■ **What you should do**:
Every record that follows must be duplicated exactly, with images left out.

==== Information supplied

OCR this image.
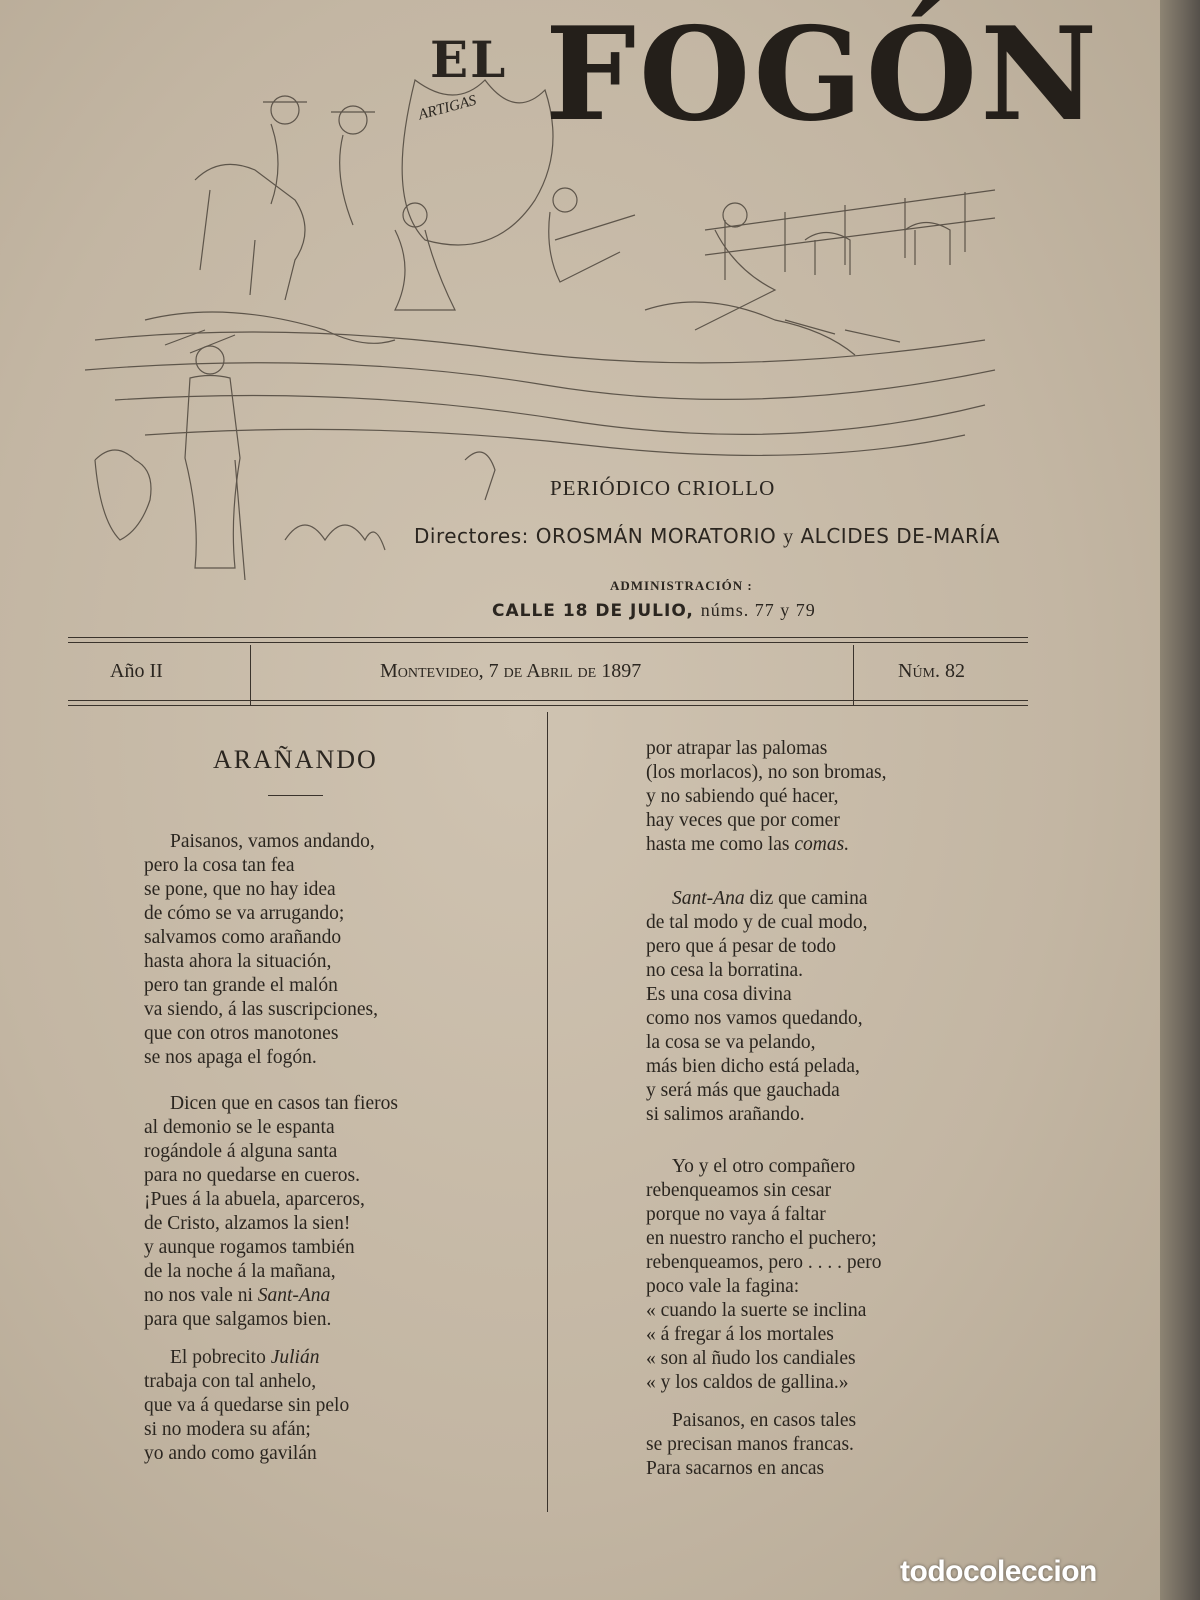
ARTIGAS
EL FOGÓN
PERIÓDICO CRIOLLO
Directores: OROSMÁN MORATORIO y ALCIDES DE-MARÍA
ADMINISTRACIÓN :
CALLE 18 DE JULIO, núms. 77 y 79
Año II	Montevideo, 7 de Abril de 1897	Núm. 82
ARAÑANDO
Paisanos, vamos andando,
pero la cosa tan fea
se pone, que no hay idea
de cómo se va arrugando;
salvamos como arañando
hasta ahora la situación,
pero tan grande el malón
va siendo, á las suscripciones,
que con otros manotones
se nos apaga el fogón.
Dicen que en casos tan fieros
al demonio se le espanta
rogándole á alguna santa
para no quedarse en cueros.
¡Pues á la abuela, aparceros,
de Cristo, alzamos la sien!
y aunque rogamos también
de la noche á la mañana,
no nos vale ni Sant-Ana
para que salgamos bien.
El pobrecito Julián
trabaja con tal anhelo,
que va á quedarse sin pelo
si no modera su afán;
yo ando como gavilán
por atrapar las palomas
(los morlacos), no son bromas,
y no sabiendo qué hacer,
hay veces que por comer
hasta me como las comas.
Sant-Ana diz que camina
de tal modo y de cual modo,
pero que á pesar de todo
no cesa la borratina.
Es una cosa divina
como nos vamos quedando,
la cosa se va pelando,
más bien dicho está pelada,
y será más que gauchada
si salimos arañando.
Yo y el otro compañero
rebenqueamos sin cesar
porque no vaya á faltar
en nuestro rancho el puchero;
rebenqueamos, pero . . . . pero
poco vale la fagina:
« cuando la suerte se inclina
« á fregar á los mortales
« son al ñudo los candiales
« y los caldos de gallina.»
Paisanos, en casos tales
se precisan manos francas.
Para sacarnos en ancas
todocoleccion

========

■ **Exercise solution**:
OCR this image.
ARTIGAS
EL FOGÓN
PERIÓDICO CRIOLLO
Directores: OROSMÁN MORATORIO y ALCIDES DE-MARÍA
ADMINISTRACIÓN :
CALLE 18 DE JULIO, núms. 77 y 79
Año II	Montevideo, 7 de Abril de 1897	Núm. 82
ARAÑANDO
Paisanos, vamos andando,
pero la cosa tan fea
se pone, que no hay idea
de cómo se va arrugando;
salvamos como arañando
hasta ahora la situación,
pero tan grande el malón
va siendo, á las suscripciones,
que con otros manotones
se nos apaga el fogón.
Dicen que en casos tan fieros
al demonio se le espanta
rogándole á alguna santa
para no quedarse en cueros.
¡Pues á la abuela, aparceros,
de Cristo, alzamos la sien!
y aunque rogamos también
de la noche á la mañana,
no nos vale ni Sant-Ana
para que salgamos bien.
El pobrecito Julián
trabaja con tal anhelo,
que va á quedarse sin pelo
si no modera su afán;
yo ando como gavilán
por atrapar las palomas
(los morlacos), no son bromas,
y no sabiendo qué hacer,
hay veces que por comer
hasta me como las comas.
Sant-Ana diz que camina
de tal modo y de cual modo,
pero que á pesar de todo
no cesa la borratina.
Es una cosa divina
como nos vamos quedando,
la cosa se va pelando,
más bien dicho está pelada,
y será más que gauchada
si salimos arañando.
Yo y el otro compañero
rebenqueamos sin cesar
porque no vaya á faltar
en nuestro rancho el puchero;
rebenqueamos, pero . . . . pero
poco vale la fagina:
« cuando la suerte se inclina
« á fregar á los mortales
« son al ñudo los candiales
« y los caldos de gallina.»
Paisanos, en casos tales
se precisan manos francas.
Para sacarnos en ancas
todocoleccion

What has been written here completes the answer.